STATED TASK — Transcribe the listing in full, excluding any pictures.

** Start **

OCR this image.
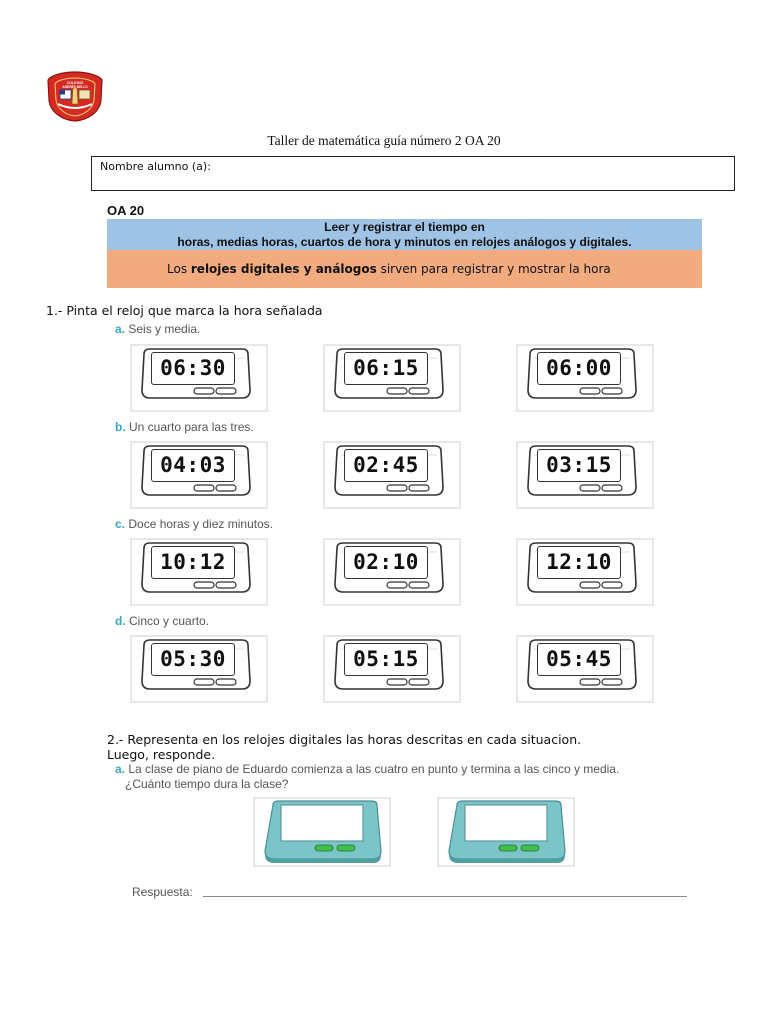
COLEGIO
ANDRÉS BELLO
Taller de matemática guía número 2 OA 20
Nombre alumno (a):
OA 20
Leer y registrar el tiempo en
horas, medias horas, cuartos de hora y minutos en relojes análogos y digitales.
Los relojes digitales y análogos sirven para registrar y mostrar la hora
1.- Pinta el reloj que marca la hora señalada
a. Seis y media.
b. Un cuarto para las tres.
c. Doce horas y diez minutos.
d. Cinco y cuarto.
06:30	06:15	06:00
04:03	02:45	03:15
10:12	02:10	12:10
05:30	05:15	05:45
2.- Representa en los relojes digitales las horas descritas en cada situacion.
Luego, responde.
a. La clase de piano de Eduardo comienza a las cuatro en punto y termina a las cinco y media.
¿Cuánto tiempo dura la clase?
Respuesta:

** End **

RESPONSE —
OCR this image.
COLEGIO
ANDRÉS BELLO
Taller de matemática guía número 2 OA 20
Nombre alumno (a):
OA 20
Leer y registrar el tiempo en
horas, medias horas, cuartos de hora y minutos en relojes análogos y digitales.
Los relojes digitales y análogos sirven para registrar y mostrar la hora
1.- Pinta el reloj que marca la hora señalada
a. Seis y media.
b. Un cuarto para las tres.
c. Doce horas y diez minutos.
d. Cinco y cuarto.
06:30	06:15	06:00
04:03	02:45	03:15
10:12	02:10	12:10
05:30	05:15	05:45
2.- Representa en los relojes digitales las horas descritas en cada situacion.
Luego, responde.
a. La clase de piano de Eduardo comienza a las cuatro en punto y termina a las cinco y media.
¿Cuánto tiempo dura la clase?
Respuesta:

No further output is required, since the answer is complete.